From the listing below, pull each line that includes "this".

--- Begin ---

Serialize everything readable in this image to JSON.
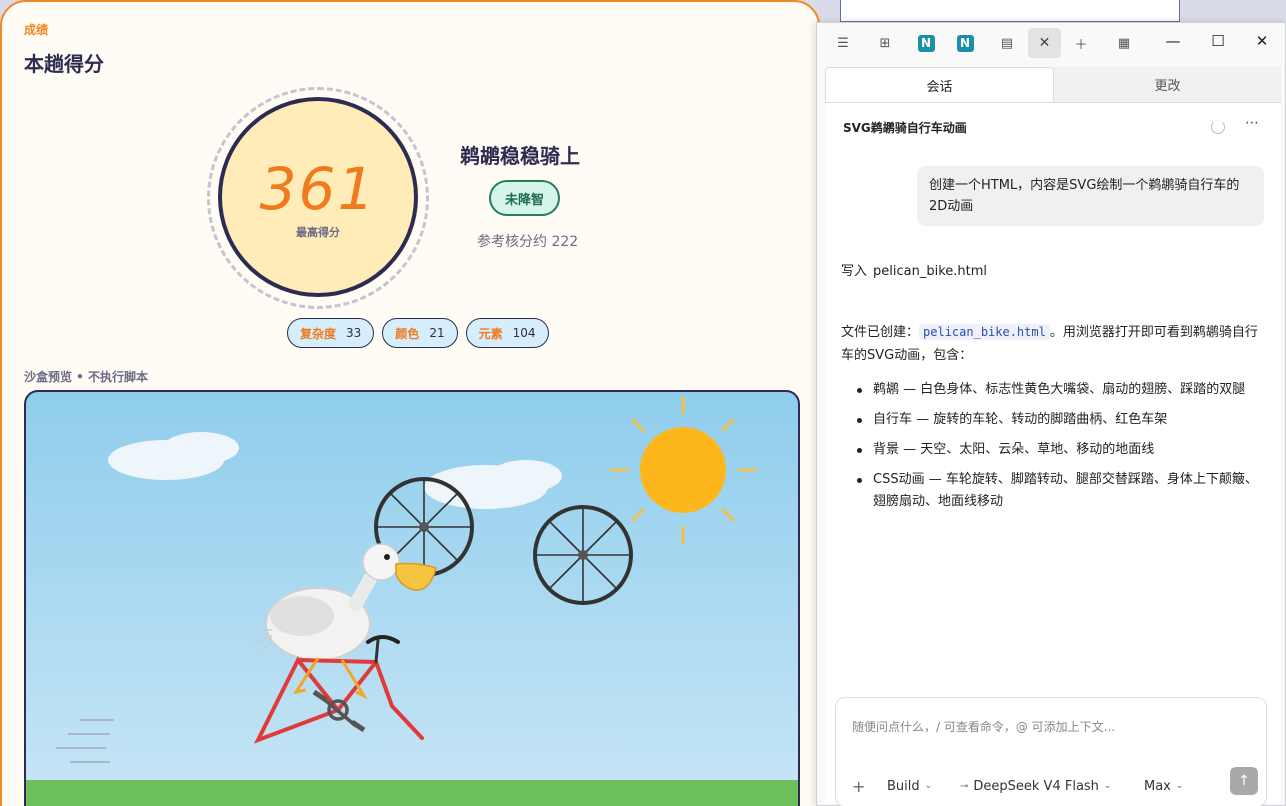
{
  "game": {
    "section_tag": "成绩",
    "heading": "本趟得分",
    "score": "361",
    "score_caption": "最高得分",
    "verdict": "鹈鹕稳稳骑上",
    "badge": "未降智",
    "ref_score": "参考核分约 222",
    "stats": [
      {
        "label": "复杂度",
        "value": "33"
      },
      {
        "label": "颜色",
        "value": "21"
      },
      {
        "label": "元素",
        "value": "104"
      }
    ],
    "sandbox_label": "沙盒预览 • 不执行脚本"
  },
  "chat": {
    "tabs": [
      "会话",
      "更改"
    ],
    "conversation_title": "SVG鹈鹕骑自行车动画",
    "user_message": "创建一个HTML，内容是SVG绘制一个鹈鹕骑自行车的2D动画",
    "write_prefix": "写入",
    "write_file": "pelican_bike.html",
    "reply_prefix": "文件已创建：",
    "reply_code": "pelican_bike.html",
    "reply_suffix": "。用浏览器打开即可看到鹈鹕骑自行车的SVG动画，包含：",
    "bullets": [
      "鹈鹕 — 白色身体、标志性黄色大嘴袋、扇动的翅膀、踩踏的双腿",
      "自行车 — 旋转的车轮、转动的脚踏曲柄、红色车架",
      "背景 — 天空、太阳、云朵、草地、移动的地面线",
      "CSS动画 — 车轮旋转、脚踏转动、腿部交替踩踏、身体上下颠簸、翅膀扇动、地面线移动"
    ],
    "composer_placeholder": "随便问点什么，/ 可查看命令，@ 可添加上下文...",
    "composer_add": "+",
    "composer_mode": "Build",
    "composer_model": "DeepSeek V4 Flash",
    "composer_effort": "Max"
  },
  "colors": {
    "accent_orange": "#f08a24",
    "navy": "#2e2b52",
    "badge_green": "#1f6b4e",
    "bike_red": "#e03a3a"
  }
}
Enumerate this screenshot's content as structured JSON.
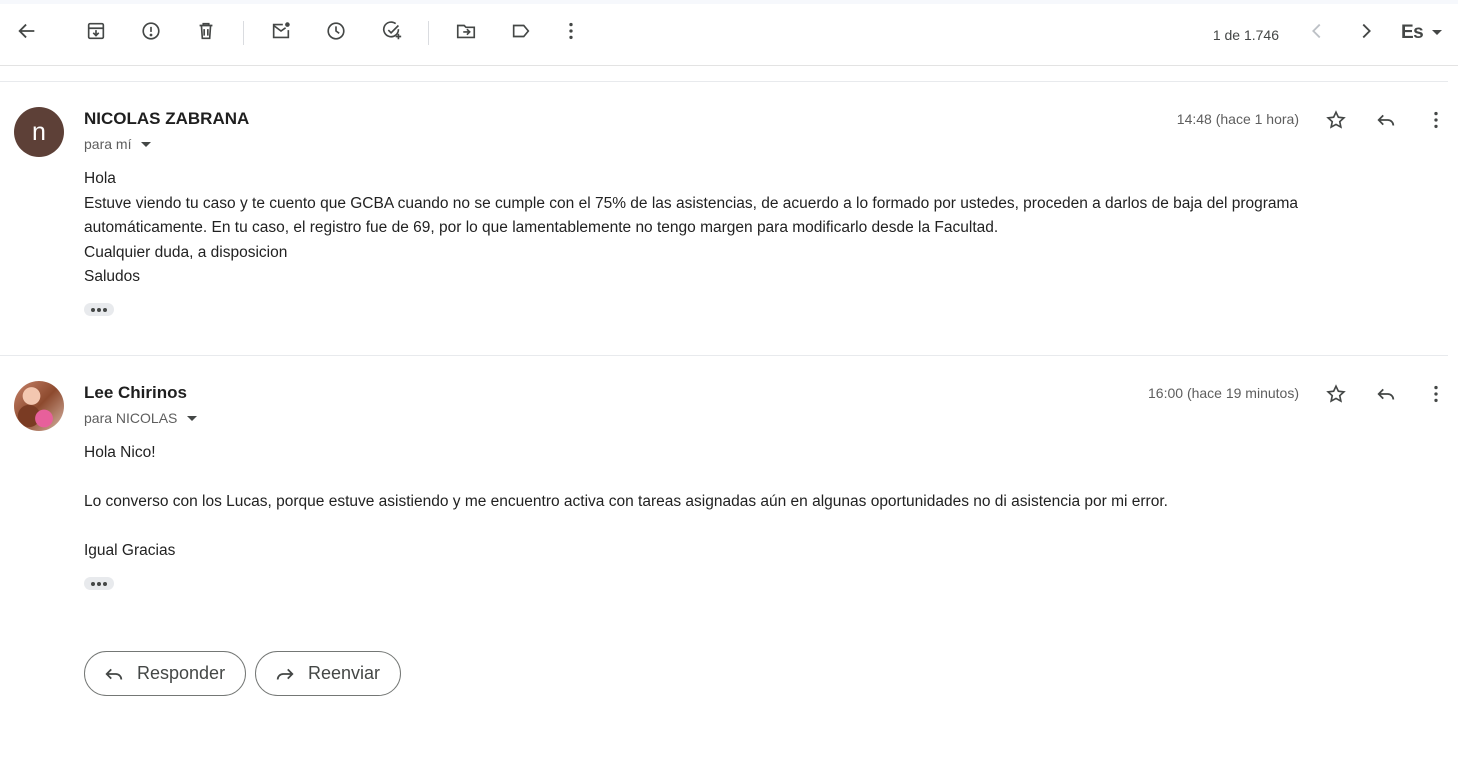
{
  "toolbar": {
    "icons": [
      "back-arrow-icon",
      "archive-icon",
      "report-spam-icon",
      "delete-icon",
      "mark-unread-icon",
      "snooze-icon",
      "add-task-icon",
      "move-to-icon",
      "label-icon",
      "more-vert-icon"
    ],
    "pager": "1 de 1.746",
    "input_tool": "Es"
  },
  "messages": [
    {
      "avatar_letter": "n",
      "avatar_color": "#5d4037",
      "sender": "NICOLAS ZABRANA",
      "recipient": "para mí",
      "time": "14:48 (hace 1 hora)",
      "body": [
        "Hola",
        "Estuve viendo tu caso y te cuento que GCBA cuando no se cumple con el 75% de las asistencias, de acuerdo a lo formado por ustedes, proceden a darlos de baja del programa automáticamente. En tu caso, el registro fue de 69, por lo que lamentablemente no tengo margen para modificarlo desde la Facultad.",
        "Cualquier duda, a disposicion",
        "Saludos"
      ]
    },
    {
      "avatar_letter": "",
      "avatar_color": "",
      "sender": "Lee Chirinos",
      "recipient": "para NICOLAS",
      "time": "16:00 (hace 19 minutos)",
      "body": [
        "Hola Nico!",
        "",
        "Lo converso con los Lucas, porque estuve asistiendo  y me encuentro activa con tareas asignadas aún en algunas oportunidades no di asistencia por mi error.",
        "",
        "Igual Gracias"
      ]
    }
  ],
  "actions": {
    "reply_label": "Responder",
    "forward_label": "Reenviar"
  },
  "colors": {
    "text_primary": "#1f1f1f",
    "text_secondary": "#5e5e5e",
    "icon": "#444746",
    "border": "#747775"
  }
}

--- End ---

- **Response**:
Serialize everything readable in this image to JSON.
Enumerate this screenshot's content as structured JSON.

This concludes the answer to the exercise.